### To do
Locate the lines where "time" occurs and copy them as they stand.

### Items from a data source
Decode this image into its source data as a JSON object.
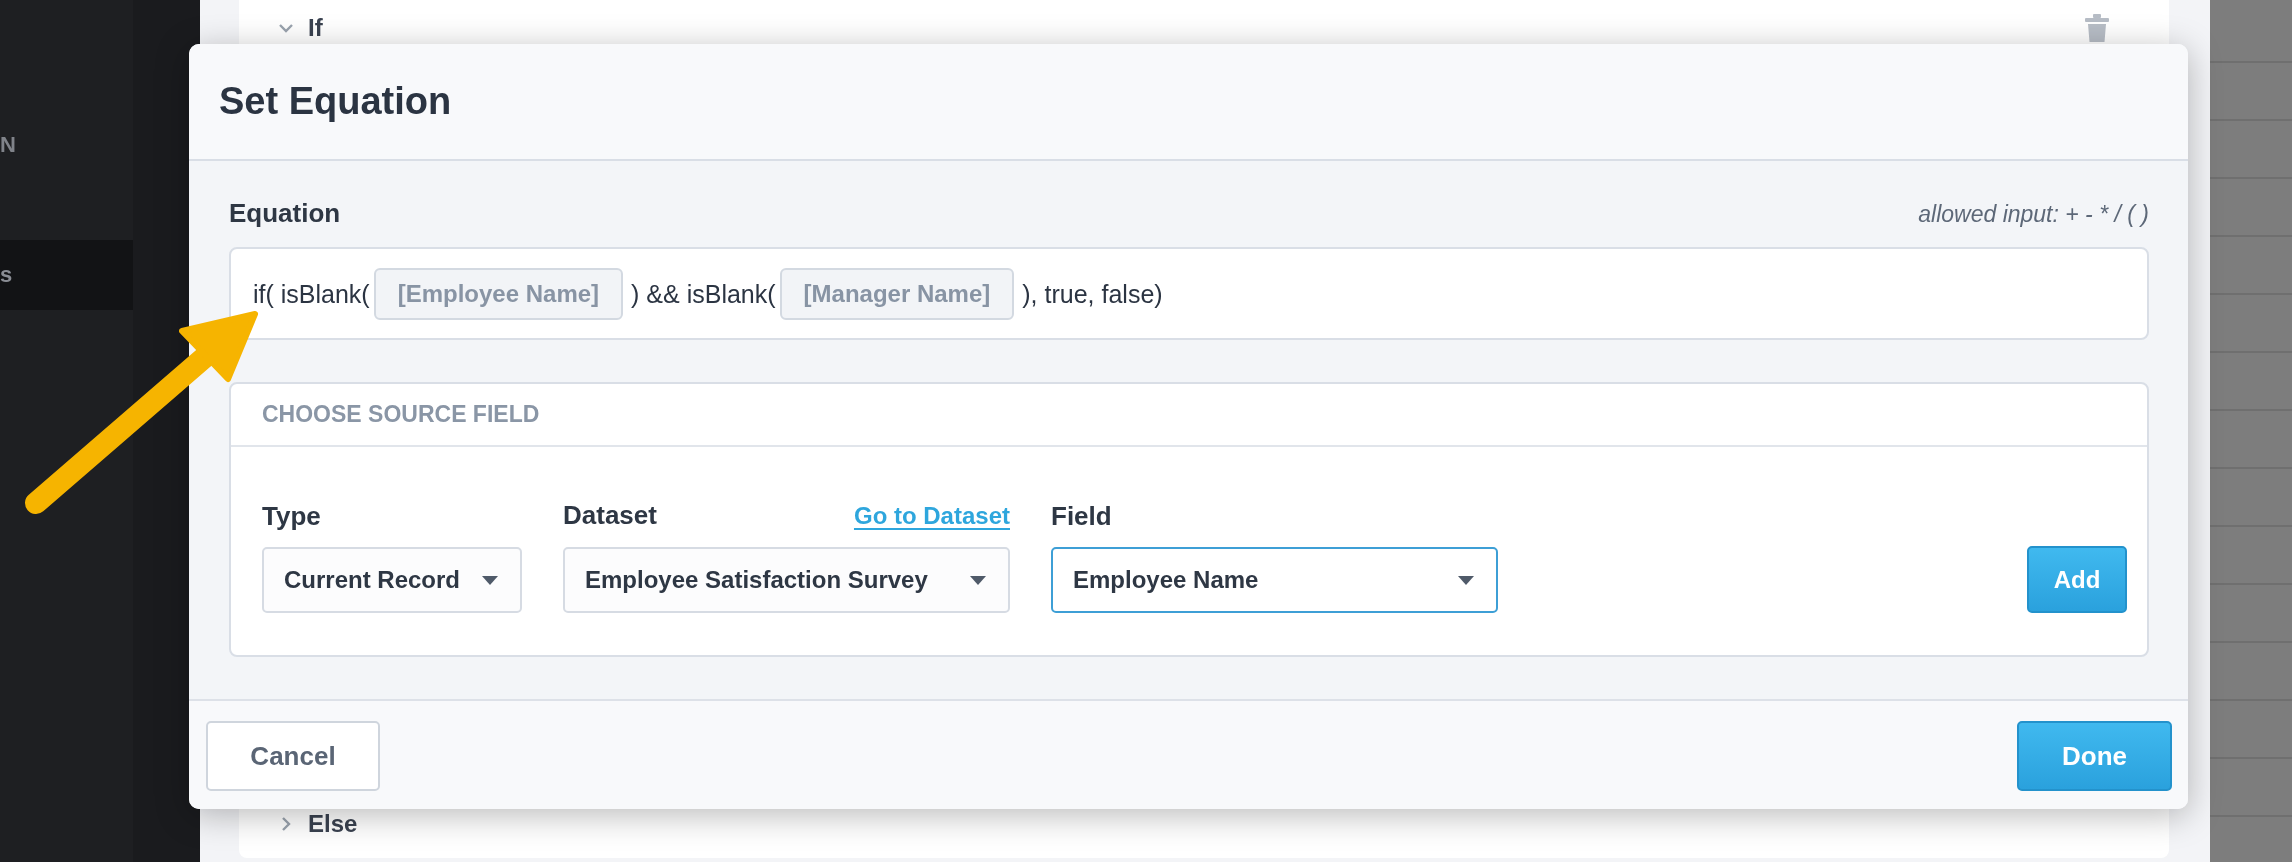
{
  "sidebar": {
    "items": [
      {
        "label": "N",
        "selected": false
      },
      {
        "label": "s",
        "selected": true
      }
    ]
  },
  "background_card": {
    "sections": [
      {
        "label": "If",
        "expanded": true
      },
      {
        "label": "Else",
        "expanded": false
      }
    ]
  },
  "dialog": {
    "title": "Set Equation",
    "equation": {
      "label": "Equation",
      "hint": "allowed input: + - * / ( )",
      "parts": [
        {
          "kind": "text",
          "text": "if( isBlank("
        },
        {
          "kind": "token",
          "text": "[Employee Name]"
        },
        {
          "kind": "text",
          "text": ") && isBlank("
        },
        {
          "kind": "token",
          "text": "[Manager Name]"
        },
        {
          "kind": "text",
          "text": "), true, false)"
        }
      ]
    },
    "source_field": {
      "title": "CHOOSE SOURCE FIELD",
      "fields": [
        {
          "label": "Type",
          "value": "Current Record",
          "focused": false
        },
        {
          "label": "Dataset",
          "link": "Go to Dataset",
          "value": "Employee Satisfaction Survey",
          "focused": false
        },
        {
          "label": "Field",
          "value": "Employee Name",
          "focused": true
        }
      ],
      "add_button": "Add"
    },
    "buttons": [
      {
        "label": "Cancel",
        "kind": "secondary"
      },
      {
        "label": "Done",
        "kind": "primary"
      }
    ]
  }
}
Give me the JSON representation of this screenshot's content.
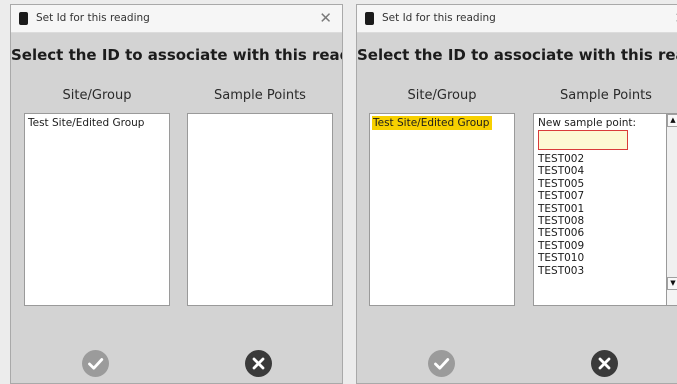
{
  "left_dialog": {
    "title": "Set Id for this reading",
    "close_glyph": "✕",
    "heading": "Select the ID to associate with this reading",
    "site_group_label": "Site/Group",
    "sample_points_label": "Sample Points",
    "site_items": [
      {
        "label": "Test Site/Edited Group",
        "selected": false
      }
    ]
  },
  "right_dialog": {
    "title": "Set Id for this reading",
    "close_glyph": "✕",
    "heading": "Select the ID to associate with this reading",
    "site_group_label": "Site/Group",
    "sample_points_label": "Sample Points",
    "site_items": [
      {
        "label": "Test Site/Edited Group",
        "selected": true
      }
    ],
    "new_sample_point_label": "New sample point:",
    "new_sample_point_value": "",
    "sample_points": [
      "TEST002",
      "TEST004",
      "TEST005",
      "TEST007",
      "TEST001",
      "TEST008",
      "TEST006",
      "TEST009",
      "TEST010",
      "TEST003"
    ]
  },
  "icons": {
    "ok": "checkmark-icon",
    "cancel": "close-circle-icon",
    "scroll_up": "scroll-up-arrow-icon",
    "scroll_down": "scroll-down-arrow-icon",
    "app": "app-icon"
  },
  "colors": {
    "dialog_bg": "#d3d3d3",
    "selection": "#f7d000",
    "input_bg": "#fdf8d3",
    "input_border": "#d93a3a",
    "ok_button": "#9b9b9b",
    "cancel_button": "#3a3a3a"
  }
}
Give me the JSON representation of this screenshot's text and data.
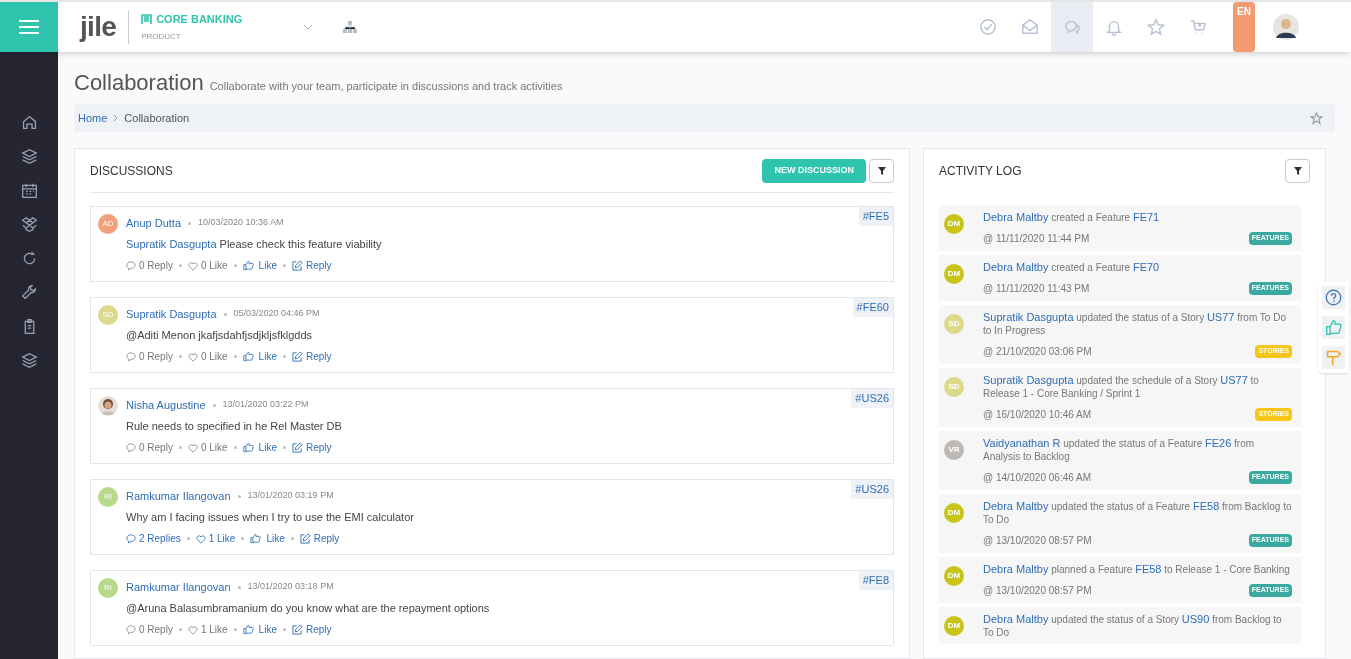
{
  "header": {
    "logo": "jile",
    "product_name": "CORE BANKING",
    "product_label": "PRODUCT",
    "language": "EN",
    "top_icons": [
      {
        "kind": "check",
        "selected": false
      },
      {
        "kind": "mail",
        "selected": false
      },
      {
        "kind": "chat",
        "selected": true
      },
      {
        "kind": "bell",
        "selected": false
      },
      {
        "kind": "star",
        "selected": false
      },
      {
        "kind": "cart",
        "selected": false
      }
    ]
  },
  "sidebar": {
    "items": [
      {
        "kind": "home"
      },
      {
        "kind": "layers"
      },
      {
        "kind": "calendar"
      },
      {
        "kind": "box"
      },
      {
        "kind": "cycle"
      },
      {
        "kind": "wrench"
      },
      {
        "kind": "clipboard"
      },
      {
        "kind": "layers"
      }
    ]
  },
  "page": {
    "title": "Collaboration",
    "subtitle": "Collaborate with your team, participate in discussions and track activities"
  },
  "breadcrumb": [
    "Home",
    "Collaboration"
  ],
  "discussions": {
    "title": "DISCUSSIONS",
    "new_button": "NEW DISCUSSION",
    "items": [
      {
        "avatar": {
          "kind": "initials",
          "initials": "AD",
          "color": "#f0a07a"
        },
        "author": "Anup Dutta",
        "time": "10/03/2020 10:36 AM",
        "tag": "#FE5",
        "mention": "Supratik Dasgupta",
        "body": "Please check this feature viability",
        "replies": "0 Reply",
        "likes": "0 Like",
        "like": "Like",
        "reply": "Reply",
        "highlighted": false
      },
      {
        "avatar": {
          "kind": "initials",
          "initials": "SD",
          "color": "#dcd98a"
        },
        "author": "Supratik Dasgupta",
        "time": "05/03/2020 04:46 PM",
        "tag": "#FE60",
        "body": "@Aditi Menon jkafjsdahfjsdjkljsfklgdds",
        "replies": "0 Reply",
        "likes": "0 Like",
        "like": "Like",
        "reply": "Reply",
        "highlighted": false
      },
      {
        "author": "Nisha Augustine",
        "time": "13/01/2020 03:22 PM",
        "tag": "#US26",
        "body": "Rule needs to specified in he Rel Master DB",
        "replies": "0 Reply",
        "likes": "0 Like",
        "like": "Like",
        "reply": "Reply",
        "highlighted": false
      },
      {
        "avatar": {
          "kind": "initials",
          "initials": "RI",
          "color": "#b9d98a"
        },
        "author": "Ramkumar Ilangovan",
        "time": "13/01/2020 03:19 PM",
        "tag": "#US26",
        "body": "Why am I facing issues when I try to use the EMI calculator",
        "replies": "2 Replies",
        "likes": "1 Like",
        "like": "Like",
        "reply": "Reply",
        "highlighted": true
      },
      {
        "avatar": {
          "kind": "initials",
          "initials": "RI",
          "color": "#b9d98a"
        },
        "author": "Ramkumar Ilangovan",
        "time": "13/01/2020 03:18 PM",
        "tag": "#FE8",
        "body": "@Aruna Balasumbramanium do you know what are the repayment options",
        "replies": "0 Reply",
        "likes": "1 Like",
        "like": "Like",
        "reply": "Reply",
        "highlighted": false
      }
    ]
  },
  "activity_log": {
    "title": "ACTIVITY LOG",
    "items": [
      {
        "avatar": {
          "initials": "DM",
          "color": "#c8c41a"
        },
        "actor": "Debra Maltby",
        "action": "created a Feature",
        "item": "FE71",
        "time": "@ 11/11/2020 11:44 PM",
        "tag": {
          "label": "FEATURES",
          "color": "#3aa99f"
        }
      },
      {
        "avatar": {
          "initials": "DM",
          "color": "#c8c41a"
        },
        "actor": "Debra Maltby",
        "action": "created a Feature",
        "item": "FE70",
        "time": "@ 11/11/2020 11:43 PM",
        "tag": {
          "label": "FEATURES",
          "color": "#3aa99f"
        }
      },
      {
        "avatar": {
          "initials": "SD",
          "color": "#dcd98a"
        },
        "actor": "Supratik Dasgupta",
        "action": "updated the status of a Story",
        "item": "US77",
        "rest": "from To Do to In Progress",
        "time": "@ 21/10/2020 03:06 PM",
        "tag": {
          "label": "STORIES",
          "color": "#f5c518"
        }
      },
      {
        "avatar": {
          "initials": "SD",
          "color": "#dcd98a"
        },
        "actor": "Supratik Dasgupta",
        "action": "updated the schedule of a Story",
        "item": "US77",
        "rest": "to Release 1 - Core Banking / Sprint 1",
        "time": "@ 16/10/2020 10:46 AM",
        "tag": {
          "label": "STORIES",
          "color": "#f5c518"
        }
      },
      {
        "avatar": {
          "initials": "VR",
          "color": "#bdb8b2"
        },
        "actor": "Vaidyanathan R",
        "action": "updated the status of a Feature",
        "item": "FE26",
        "rest": "from Analysis to Backlog",
        "time": "@ 14/10/2020 06:46 AM",
        "tag": {
          "label": "FEATURES",
          "color": "#3aa99f"
        }
      },
      {
        "avatar": {
          "initials": "DM",
          "color": "#c8c41a"
        },
        "actor": "Debra Maltby",
        "action": "updated the status of a Feature",
        "item": "FE58",
        "rest": "from Backlog to To Do",
        "time": "@ 13/10/2020 08:57 PM",
        "tag": {
          "label": "FEATURES",
          "color": "#3aa99f"
        }
      },
      {
        "avatar": {
          "initials": "DM",
          "color": "#c8c41a"
        },
        "actor": "Debra Maltby",
        "action": "planned a Feature",
        "item": "FE58",
        "rest": "to Release 1 - Core Banking",
        "time": "@ 13/10/2020 08:57 PM",
        "tag": {
          "label": "FEATURES",
          "color": "#3aa99f"
        }
      },
      {
        "avatar": {
          "initials": "DM",
          "color": "#c8c41a"
        },
        "actor": "Debra Maltby",
        "action": "updated the status of a Story",
        "item": "US90",
        "rest": "from Backlog to To Do"
      }
    ]
  }
}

### Task response
        "time": "10/03/2020 10:36 AM",
        "time": "05/03/2020 04:46 PM",
        "time": "13/01/2020 03:22 PM",
        "time": "13/01/2020 03:19 PM",
        "time": "13/01/2020 03:18 PM",
        "time": "@ 11/11/2020 11:44 PM",
        "time": "@ 11/11/2020 11:43 PM",
        "time": "@ 21/10/2020 03:06 PM",
        "time": "@ 16/10/2020 10:46 AM",
        "time": "@ 14/10/2020 06:46 AM",
        "time": "@ 13/10/2020 08:57 PM",
        "time": "@ 13/10/2020 08:57 PM",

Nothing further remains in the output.